-------- Record list

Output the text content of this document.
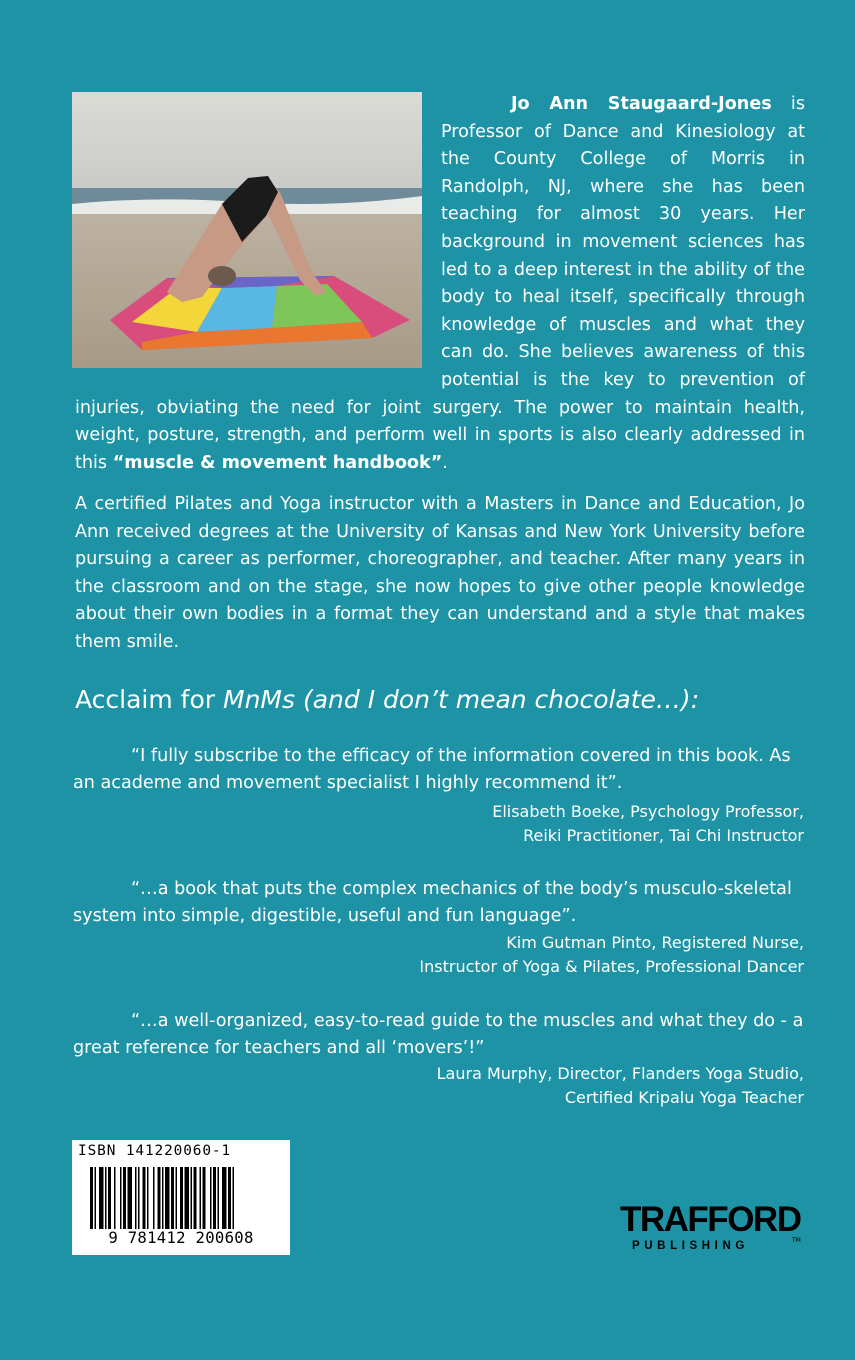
Jo Ann Staugaard-Jones is Professor of Dance and Kinesiology at the County College of Morris in Randolph, NJ, where she has been teaching for almost 30 years. Her background in movement sciences has led to a deep interest in the ability of the body to heal itself, specifically through knowledge of muscles and what they can do. She believes awareness of this potential is the key to prevention of injuries, obviating the need for joint surgery. The power to maintain health, weight, posture, strength, and perform well in sports is also clearly addressed in this “muscle & movement handbook”.

A certified Pilates and Yoga instructor with a Masters in Dance and Education, Jo Ann received degrees at the University of Kansas and New York University before pursuing a career as performer, choreographer, and teacher. After many years in the classroom and on the stage, she now hopes to give other people knowledge about their own bodies in a format they can understand and a style that makes them smile.

Acclaim for MnMs (and I don’t mean chocolate…):

“I fully subscribe to the efficacy of the information covered in this book. As an academe and movement specialist I highly recommend it”.

Elisabeth Boeke, Psychology Professor,
Reiki Practitioner, Tai Chi Instructor

“…a book that puts the complex mechanics of the body’s musculo-skeletal system into simple, digestible, useful and fun language”.

Kim Gutman Pinto, Registered Nurse,
Instructor of Yoga & Pilates, Professional Dancer

“…a well-organized, easy-to-read guide to the muscles and what they do - a great reference for teachers and all ‘movers’!”

Laura Murphy, Director, Flanders Yoga Studio,
Certified Kripalu Yoga Teacher

ISBN 141220060-1
9 781412 200608	TRAFFORD
PUBLISHING	TM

----------------

Goal of the exercise |
Determine how many lines of this listing contain "body", and give only the number.

Reply to the exercise |
2